------ Records for the task ------

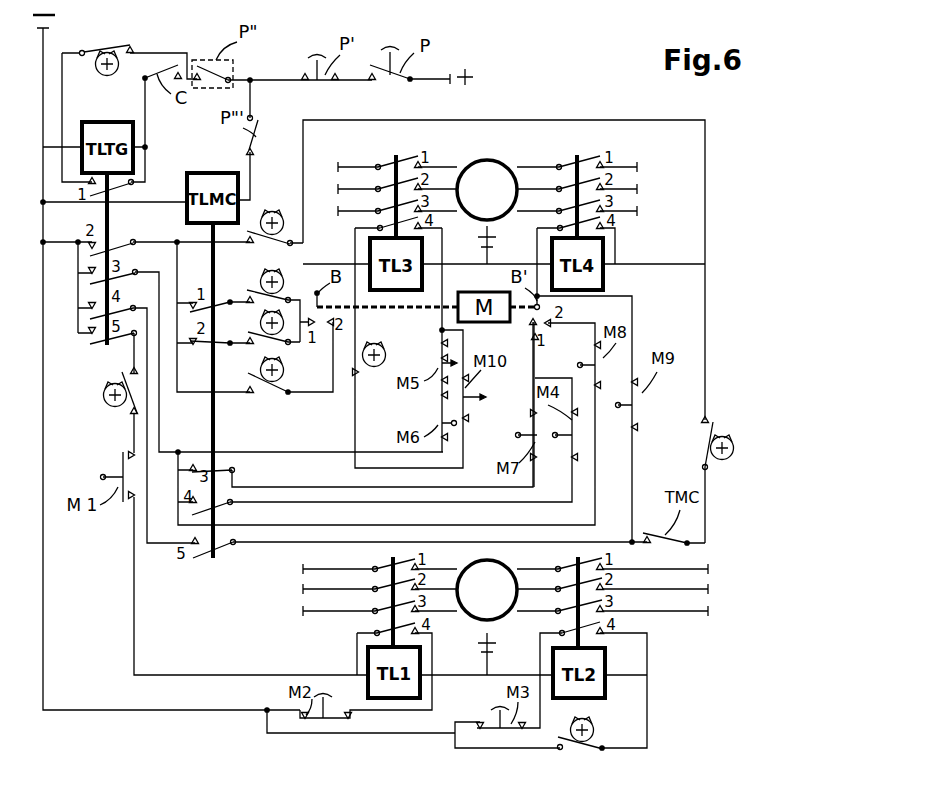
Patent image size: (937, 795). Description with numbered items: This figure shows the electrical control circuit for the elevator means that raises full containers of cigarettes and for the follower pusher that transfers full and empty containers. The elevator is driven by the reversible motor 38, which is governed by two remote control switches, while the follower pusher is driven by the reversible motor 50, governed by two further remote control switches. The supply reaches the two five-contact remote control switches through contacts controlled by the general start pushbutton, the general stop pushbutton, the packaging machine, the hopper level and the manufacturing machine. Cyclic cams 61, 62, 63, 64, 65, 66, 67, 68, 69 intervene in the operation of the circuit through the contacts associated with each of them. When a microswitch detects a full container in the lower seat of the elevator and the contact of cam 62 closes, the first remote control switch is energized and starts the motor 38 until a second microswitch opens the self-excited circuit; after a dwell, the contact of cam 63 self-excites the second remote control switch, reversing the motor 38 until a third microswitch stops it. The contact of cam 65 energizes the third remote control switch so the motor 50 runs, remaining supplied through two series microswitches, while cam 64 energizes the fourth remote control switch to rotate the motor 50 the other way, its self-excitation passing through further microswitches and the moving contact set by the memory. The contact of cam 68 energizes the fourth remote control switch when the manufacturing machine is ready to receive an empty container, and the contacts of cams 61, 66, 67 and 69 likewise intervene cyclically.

The motor 38 is at (492, 608).
The motor 50 is at (488, 168).
The cam 61 is at (98, 76).
The cam 62 is at (112, 410).
The cam 63 is at (593, 731).
The cam 64 is at (276, 213).
The cam 65 is at (261, 284).
The cam 66 is at (261, 326).
The cam 67 is at (286, 374).
The cam 68 is at (722, 460).
The cam 69 is at (380, 345).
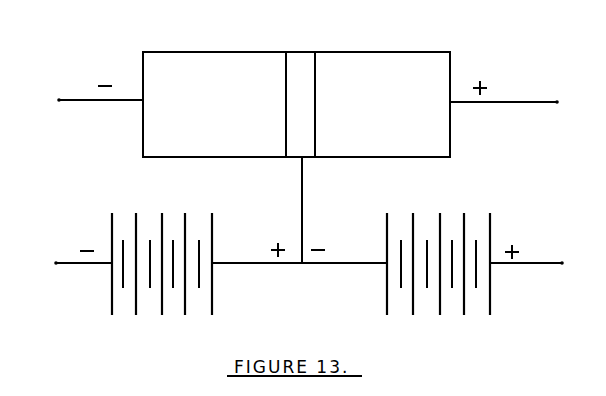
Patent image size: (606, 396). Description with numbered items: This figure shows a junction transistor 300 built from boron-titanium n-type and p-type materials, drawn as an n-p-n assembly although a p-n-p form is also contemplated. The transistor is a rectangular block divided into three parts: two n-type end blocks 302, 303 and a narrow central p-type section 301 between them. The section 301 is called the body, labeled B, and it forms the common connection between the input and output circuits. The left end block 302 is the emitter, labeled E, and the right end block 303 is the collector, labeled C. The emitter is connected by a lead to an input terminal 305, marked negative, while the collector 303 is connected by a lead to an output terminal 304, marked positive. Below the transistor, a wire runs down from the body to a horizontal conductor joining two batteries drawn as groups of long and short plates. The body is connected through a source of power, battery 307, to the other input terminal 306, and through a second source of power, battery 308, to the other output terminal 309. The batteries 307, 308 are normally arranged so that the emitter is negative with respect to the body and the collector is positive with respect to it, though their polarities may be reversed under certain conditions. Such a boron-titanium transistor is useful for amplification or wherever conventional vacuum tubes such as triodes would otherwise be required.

The junction transistor 300 is at (362, 42).
The body section 301 is at (303, 51).
The end block 302 is at (185, 51).
The collector 303 is at (397, 51).
The output terminal 304 is at (504, 92).
The input terminal 305 is at (95, 89).
The input terminal 306 is at (76, 254).
The battery 307 is at (162, 281).
The battery 308 is at (438, 281).
The output terminal 309 is at (527, 255).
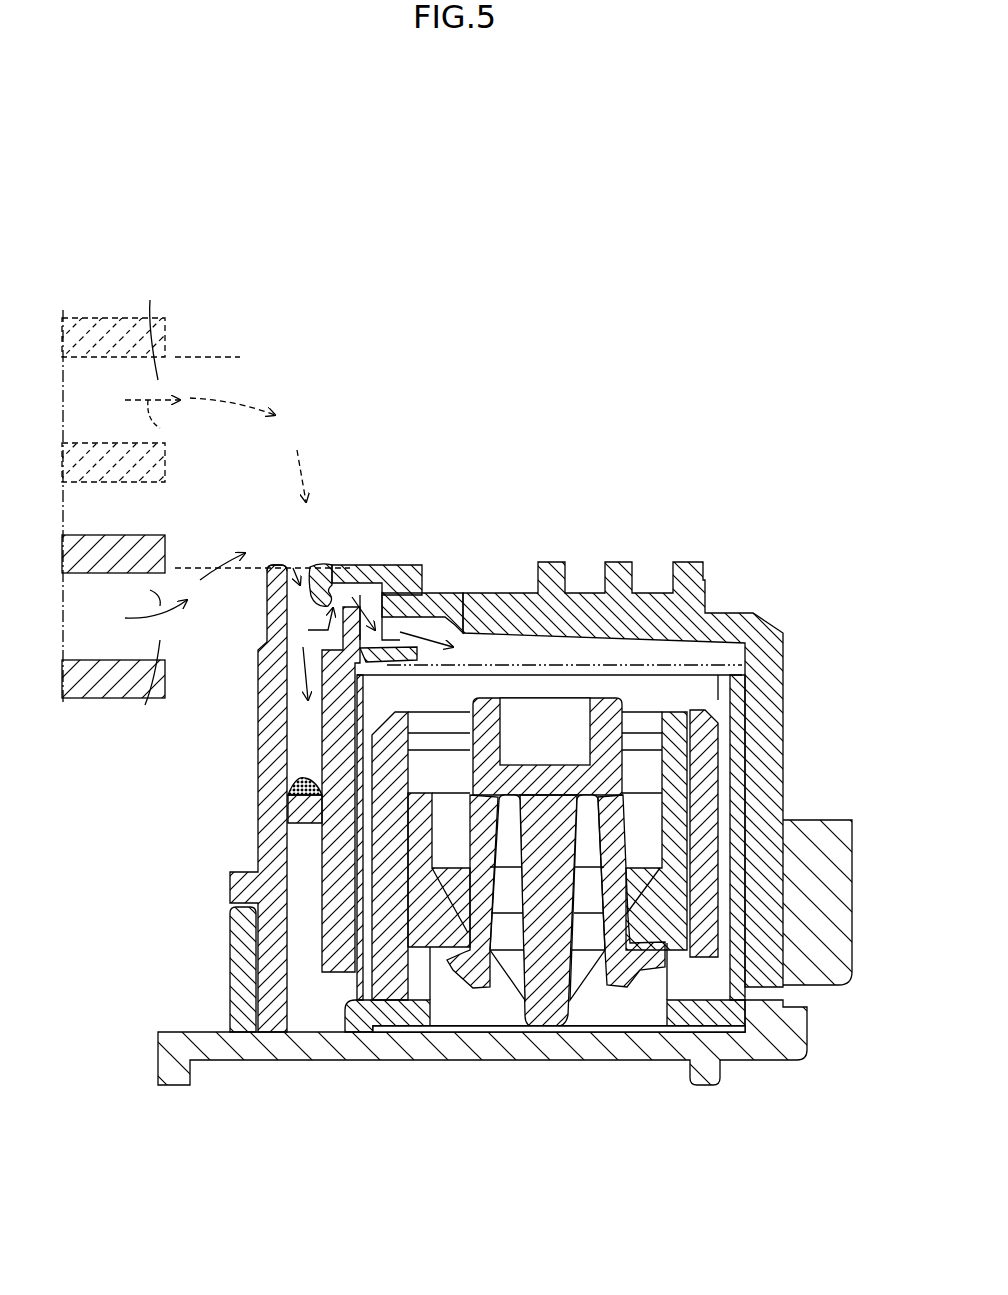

------

● **Exercise objective**
Copy out all the entries again, changing every "figure" to "drawing" and leaving everything else unchanged. Omit the pictures.

● **Response for this exercise**
Patent image size: (937, 795). Description with numbered items: This drawing shows the electrical control circuit for the elevator means that raises full containers of cigarettes and for the follower pusher that transfers full and empty containers. The elevator is driven by the reversible motor 38, which is governed by two remote control switches, while the follower pusher is driven by the reversible motor 50, governed by two further remote control switches. The supply reaches the two five-contact remote control switches through contacts controlled by the general start pushbutton, the general stop pushbutton, the packaging machine, the hopper level and the manufacturing machine. Cyclic cams 61, 62, 63, 64, 65, 66, 67, 68, 69 intervene in the operation of the circuit through the contacts associated with each of them. When a microswitch detects a full container in the lower seat of the elevator and the contact of cam 62 closes, the first remote control switch is energized and starts the motor 38 until a second microswitch opens the self-excited circuit; after a dwell, the contact of cam 63 self-excites the second remote control switch, reversing the motor 38 until a third microswitch stops it. The contact of cam 65 energizes the third remote control switch so the motor 50 runs, remaining supplied through two series microswitches, while cam 64 energizes the fourth remote control switch to rotate the motor 50 the other way, its self-excitation passing through further microswitches and the moving contact set by the memory. The contact of cam 68 energizes the fourth remote control switch when the manufacturing machine is ready to receive an empty container, and the contacts of cams 61, 66, 67 and 69 likewise intervene cyclically.

The motor 38 is at (492, 608).
The motor 50 is at (488, 168).
The cam 61 is at (98, 76).
The cam 62 is at (112, 410).
The cam 63 is at (593, 731).
The cam 64 is at (276, 213).
The cam 65 is at (261, 284).
The cam 66 is at (261, 326).
The cam 67 is at (286, 374).
The cam 68 is at (722, 460).
The cam 69 is at (380, 345).
Patent image size: (606, 396). Description with numbered items: This drawing shows a junction transistor 300 built from boron-titanium n-type and p-type materials, drawn as an n-p-n assembly although a p-n-p form is also contemplated. The transistor is a rectangular block divided into three parts: two n-type end blocks 302, 303 and a narrow central p-type section 301 between them. The section 301 is called the body, labeled B, and it forms the common connection between the input and output circuits. The left end block 302 is the emitter, labeled E, and the right end block 303 is the collector, labeled C. The emitter is connected by a lead to an input terminal 305, marked negative, while the collector 303 is connected by a lead to an output terminal 304, marked positive. Below the transistor, a wire runs down from the body to a horizontal conductor joining two batteries drawn as groups of long and short plates. The body is connected through a source of power, battery 307, to the other input terminal 306, and through a second source of power, battery 308, to the other output terminal 309. The batteries 307, 308 are normally arranged so that the emitter is negative with respect to the body and the collector is positive with respect to it, though their polarities may be reversed under certain conditions. Such a boron-titanium transistor is useful for amplification or wherever conventional vacuum tubes such as triodes would otherwise be required.

The junction transistor 300 is at (362, 42).
The body section 301 is at (303, 51).
The end block 302 is at (185, 51).
The collector 303 is at (397, 51).
The output terminal 304 is at (504, 92).
The input terminal 305 is at (95, 89).
The input terminal 306 is at (76, 254).
The battery 307 is at (162, 281).
The battery 308 is at (438, 281).
The output terminal 309 is at (527, 255).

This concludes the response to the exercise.